» Task requirements: State how many lines of the entries below hold the word "Justicia"; reply with nothing but the number.

* BEGIN Exercise inputs *

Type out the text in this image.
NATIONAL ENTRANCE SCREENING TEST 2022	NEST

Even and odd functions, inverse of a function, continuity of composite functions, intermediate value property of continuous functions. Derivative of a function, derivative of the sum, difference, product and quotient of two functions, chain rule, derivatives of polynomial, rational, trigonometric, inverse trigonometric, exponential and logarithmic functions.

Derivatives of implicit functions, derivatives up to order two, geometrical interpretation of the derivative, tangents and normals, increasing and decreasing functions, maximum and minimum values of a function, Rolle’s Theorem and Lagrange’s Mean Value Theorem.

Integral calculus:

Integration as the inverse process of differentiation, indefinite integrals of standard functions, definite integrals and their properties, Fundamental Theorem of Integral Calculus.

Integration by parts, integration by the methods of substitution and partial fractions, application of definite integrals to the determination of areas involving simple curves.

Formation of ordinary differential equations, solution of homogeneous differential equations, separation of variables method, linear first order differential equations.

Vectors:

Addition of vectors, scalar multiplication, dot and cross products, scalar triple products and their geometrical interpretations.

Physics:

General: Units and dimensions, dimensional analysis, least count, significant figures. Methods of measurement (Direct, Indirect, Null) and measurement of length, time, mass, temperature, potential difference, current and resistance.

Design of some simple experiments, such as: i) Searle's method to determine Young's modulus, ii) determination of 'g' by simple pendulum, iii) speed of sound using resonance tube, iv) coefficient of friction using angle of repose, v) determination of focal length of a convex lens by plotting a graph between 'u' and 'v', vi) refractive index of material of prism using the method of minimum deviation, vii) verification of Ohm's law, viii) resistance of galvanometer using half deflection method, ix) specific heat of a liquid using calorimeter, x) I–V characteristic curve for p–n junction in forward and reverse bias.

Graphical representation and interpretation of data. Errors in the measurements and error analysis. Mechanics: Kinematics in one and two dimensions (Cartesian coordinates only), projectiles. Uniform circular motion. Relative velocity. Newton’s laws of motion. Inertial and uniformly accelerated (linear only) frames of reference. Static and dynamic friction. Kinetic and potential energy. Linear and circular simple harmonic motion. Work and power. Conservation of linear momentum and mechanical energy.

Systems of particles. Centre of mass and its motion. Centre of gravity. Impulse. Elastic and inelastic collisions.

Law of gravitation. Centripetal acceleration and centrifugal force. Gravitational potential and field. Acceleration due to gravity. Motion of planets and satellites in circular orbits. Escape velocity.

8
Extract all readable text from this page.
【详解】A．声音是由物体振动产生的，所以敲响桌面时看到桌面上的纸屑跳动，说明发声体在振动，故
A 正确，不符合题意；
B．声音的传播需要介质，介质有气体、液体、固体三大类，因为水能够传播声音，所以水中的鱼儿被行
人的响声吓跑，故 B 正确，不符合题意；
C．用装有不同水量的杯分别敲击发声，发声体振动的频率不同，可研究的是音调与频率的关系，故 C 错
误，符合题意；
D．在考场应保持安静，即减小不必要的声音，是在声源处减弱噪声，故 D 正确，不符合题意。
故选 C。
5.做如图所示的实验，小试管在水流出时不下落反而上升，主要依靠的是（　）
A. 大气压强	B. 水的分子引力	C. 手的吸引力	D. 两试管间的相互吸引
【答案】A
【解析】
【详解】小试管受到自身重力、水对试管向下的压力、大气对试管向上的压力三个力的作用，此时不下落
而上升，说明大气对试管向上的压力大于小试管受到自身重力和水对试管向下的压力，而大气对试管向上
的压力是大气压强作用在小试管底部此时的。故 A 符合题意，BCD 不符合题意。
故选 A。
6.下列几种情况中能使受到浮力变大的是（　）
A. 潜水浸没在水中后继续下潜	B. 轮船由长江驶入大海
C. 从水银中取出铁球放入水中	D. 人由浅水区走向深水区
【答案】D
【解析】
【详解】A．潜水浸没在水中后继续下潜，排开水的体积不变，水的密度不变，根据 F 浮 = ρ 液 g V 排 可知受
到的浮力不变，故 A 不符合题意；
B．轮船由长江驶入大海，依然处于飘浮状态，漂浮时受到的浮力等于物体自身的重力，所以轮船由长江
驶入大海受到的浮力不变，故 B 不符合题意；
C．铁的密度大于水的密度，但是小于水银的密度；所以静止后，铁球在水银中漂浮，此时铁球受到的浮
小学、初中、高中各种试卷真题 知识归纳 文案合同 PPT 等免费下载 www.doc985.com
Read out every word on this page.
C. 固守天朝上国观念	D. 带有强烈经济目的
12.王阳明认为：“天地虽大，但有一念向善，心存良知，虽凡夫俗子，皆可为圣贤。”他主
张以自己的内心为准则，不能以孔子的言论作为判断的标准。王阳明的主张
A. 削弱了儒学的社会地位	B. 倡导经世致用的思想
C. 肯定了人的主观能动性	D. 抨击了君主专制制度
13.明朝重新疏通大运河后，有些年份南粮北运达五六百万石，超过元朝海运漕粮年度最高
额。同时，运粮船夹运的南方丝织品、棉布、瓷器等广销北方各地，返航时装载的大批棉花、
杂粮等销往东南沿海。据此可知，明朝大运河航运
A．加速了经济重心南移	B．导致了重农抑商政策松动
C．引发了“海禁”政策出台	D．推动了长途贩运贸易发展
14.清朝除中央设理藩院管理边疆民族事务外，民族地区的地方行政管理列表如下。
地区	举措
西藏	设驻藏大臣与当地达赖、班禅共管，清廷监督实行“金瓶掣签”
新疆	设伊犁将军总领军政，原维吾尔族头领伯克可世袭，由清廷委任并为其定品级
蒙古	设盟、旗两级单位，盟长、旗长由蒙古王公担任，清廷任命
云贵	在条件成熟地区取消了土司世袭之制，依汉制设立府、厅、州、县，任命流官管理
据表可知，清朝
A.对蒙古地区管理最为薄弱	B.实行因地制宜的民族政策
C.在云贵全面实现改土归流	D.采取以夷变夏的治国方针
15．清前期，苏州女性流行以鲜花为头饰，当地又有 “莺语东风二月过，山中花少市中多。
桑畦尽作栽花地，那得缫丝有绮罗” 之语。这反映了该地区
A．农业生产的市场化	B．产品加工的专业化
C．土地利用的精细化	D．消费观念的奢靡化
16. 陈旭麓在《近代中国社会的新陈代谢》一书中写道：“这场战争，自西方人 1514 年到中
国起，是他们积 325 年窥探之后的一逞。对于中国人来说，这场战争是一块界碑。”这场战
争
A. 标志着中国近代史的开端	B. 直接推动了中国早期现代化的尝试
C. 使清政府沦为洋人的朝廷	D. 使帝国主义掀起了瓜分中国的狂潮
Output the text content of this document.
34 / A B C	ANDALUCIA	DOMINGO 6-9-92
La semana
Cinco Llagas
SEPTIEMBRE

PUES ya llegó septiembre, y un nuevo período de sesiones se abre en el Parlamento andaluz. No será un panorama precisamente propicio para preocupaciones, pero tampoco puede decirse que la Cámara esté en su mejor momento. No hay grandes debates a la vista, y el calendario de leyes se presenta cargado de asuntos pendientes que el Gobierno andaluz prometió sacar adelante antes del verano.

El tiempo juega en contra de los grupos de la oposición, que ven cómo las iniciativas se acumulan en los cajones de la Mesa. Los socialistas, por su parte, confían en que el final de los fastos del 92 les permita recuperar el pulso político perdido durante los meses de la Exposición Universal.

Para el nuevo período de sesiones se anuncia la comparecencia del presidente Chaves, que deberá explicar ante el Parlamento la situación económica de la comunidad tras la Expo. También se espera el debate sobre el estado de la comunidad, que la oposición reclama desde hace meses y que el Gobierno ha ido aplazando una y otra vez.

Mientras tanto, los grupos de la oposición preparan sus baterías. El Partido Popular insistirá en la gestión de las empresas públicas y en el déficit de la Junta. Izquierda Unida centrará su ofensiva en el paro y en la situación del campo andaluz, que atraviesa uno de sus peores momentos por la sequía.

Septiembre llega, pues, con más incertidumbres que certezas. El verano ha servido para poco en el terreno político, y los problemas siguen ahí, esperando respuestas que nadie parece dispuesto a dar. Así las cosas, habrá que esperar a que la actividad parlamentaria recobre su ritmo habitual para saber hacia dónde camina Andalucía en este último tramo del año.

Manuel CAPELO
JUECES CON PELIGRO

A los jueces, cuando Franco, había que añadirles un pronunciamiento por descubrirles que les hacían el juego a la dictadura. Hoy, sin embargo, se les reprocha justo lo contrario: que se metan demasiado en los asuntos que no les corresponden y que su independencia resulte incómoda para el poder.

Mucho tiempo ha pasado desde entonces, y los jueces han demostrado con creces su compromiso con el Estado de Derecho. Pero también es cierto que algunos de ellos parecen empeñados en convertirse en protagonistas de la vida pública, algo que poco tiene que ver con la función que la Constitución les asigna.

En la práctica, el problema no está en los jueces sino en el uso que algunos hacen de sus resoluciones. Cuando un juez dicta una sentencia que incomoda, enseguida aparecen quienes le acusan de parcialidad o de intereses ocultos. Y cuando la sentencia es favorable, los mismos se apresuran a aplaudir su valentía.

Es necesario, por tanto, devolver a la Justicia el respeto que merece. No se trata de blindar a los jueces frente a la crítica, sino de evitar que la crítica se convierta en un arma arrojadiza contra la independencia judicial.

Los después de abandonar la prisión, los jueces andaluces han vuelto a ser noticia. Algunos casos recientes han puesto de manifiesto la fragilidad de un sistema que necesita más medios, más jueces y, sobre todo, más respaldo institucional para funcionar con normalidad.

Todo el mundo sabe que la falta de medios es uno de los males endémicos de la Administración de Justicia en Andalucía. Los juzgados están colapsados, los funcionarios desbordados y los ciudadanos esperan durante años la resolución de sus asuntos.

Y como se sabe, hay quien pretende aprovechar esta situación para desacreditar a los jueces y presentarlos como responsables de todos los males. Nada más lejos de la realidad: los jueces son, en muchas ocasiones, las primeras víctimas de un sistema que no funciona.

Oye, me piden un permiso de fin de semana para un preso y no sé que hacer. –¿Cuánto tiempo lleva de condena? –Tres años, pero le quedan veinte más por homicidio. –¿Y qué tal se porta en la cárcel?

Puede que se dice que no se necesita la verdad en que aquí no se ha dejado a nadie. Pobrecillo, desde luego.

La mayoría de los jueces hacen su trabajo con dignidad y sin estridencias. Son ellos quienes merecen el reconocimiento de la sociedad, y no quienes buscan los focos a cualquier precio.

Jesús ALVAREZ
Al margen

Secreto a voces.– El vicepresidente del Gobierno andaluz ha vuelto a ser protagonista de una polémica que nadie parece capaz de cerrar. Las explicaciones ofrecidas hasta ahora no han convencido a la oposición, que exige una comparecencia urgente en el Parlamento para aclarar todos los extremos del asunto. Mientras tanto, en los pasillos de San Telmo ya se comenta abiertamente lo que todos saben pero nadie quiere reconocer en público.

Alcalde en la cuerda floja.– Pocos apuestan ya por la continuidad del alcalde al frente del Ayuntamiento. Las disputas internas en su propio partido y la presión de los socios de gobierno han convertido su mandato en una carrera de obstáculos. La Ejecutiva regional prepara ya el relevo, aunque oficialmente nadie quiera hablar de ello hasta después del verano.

* END Exercise inputs *

» Full answer: 2